### Extracted data
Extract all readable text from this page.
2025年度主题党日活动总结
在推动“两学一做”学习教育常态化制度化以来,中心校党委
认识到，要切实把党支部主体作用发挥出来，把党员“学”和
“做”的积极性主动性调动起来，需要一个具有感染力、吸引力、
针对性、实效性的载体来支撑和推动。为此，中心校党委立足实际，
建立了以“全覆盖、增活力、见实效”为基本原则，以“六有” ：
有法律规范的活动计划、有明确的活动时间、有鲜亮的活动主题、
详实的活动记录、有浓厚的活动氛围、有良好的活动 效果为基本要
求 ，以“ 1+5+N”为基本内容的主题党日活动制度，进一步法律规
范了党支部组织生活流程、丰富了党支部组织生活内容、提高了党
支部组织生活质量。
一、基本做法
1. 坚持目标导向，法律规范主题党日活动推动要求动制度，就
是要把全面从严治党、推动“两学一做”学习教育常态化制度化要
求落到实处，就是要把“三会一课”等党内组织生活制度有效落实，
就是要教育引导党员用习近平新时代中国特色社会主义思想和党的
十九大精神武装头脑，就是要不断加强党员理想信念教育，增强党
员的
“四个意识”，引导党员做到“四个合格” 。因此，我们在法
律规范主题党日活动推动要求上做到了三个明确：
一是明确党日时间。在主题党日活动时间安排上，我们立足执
######
Directions for this task: Copy down the material exactly as written.

Reply to the exercise:
Extract all readable text from this page.
2025年度主题党日活动总结
在推动“两学一做”学习教育常态化制度化以来,中心校党委
认识到，要切实把党支部主体作用发挥出来，把党员“学”和
“做”的积极性主动性调动起来，需要一个具有感染力、吸引力、
针对性、实效性的载体来支撑和推动。为此，中心校党委立足实际，
建立了以“全覆盖、增活力、见实效”为基本原则，以“六有” ：
有法律规范的活动计划、有明确的活动时间、有鲜亮的活动主题、
详实的活动记录、有浓厚的活动氛围、有良好的活动 效果为基本要
求 ，以“ 1+5+N”为基本内容的主题党日活动制度，进一步法律规
范了党支部组织生活流程、丰富了党支部组织生活内容、提高了党
支部组织生活质量。
一、基本做法
1. 坚持目标导向，法律规范主题党日活动推动要求动制度，就
是要把全面从严治党、推动“两学一做”学习教育常态化制度化要
求落到实处，就是要把“三会一课”等党内组织生活制度有效落实，
就是要教育引导党员用习近平新时代中国特色社会主义思想和党的
十九大精神武装头脑，就是要不断加强党员理想信念教育，增强党
员的
“四个意识”，引导党员做到“四个合格” 。因此，我们在法
律规范主题党日活动推动要求上做到了三个明确：
一是明确党日时间。在主题党日活动时间安排上，我们立足执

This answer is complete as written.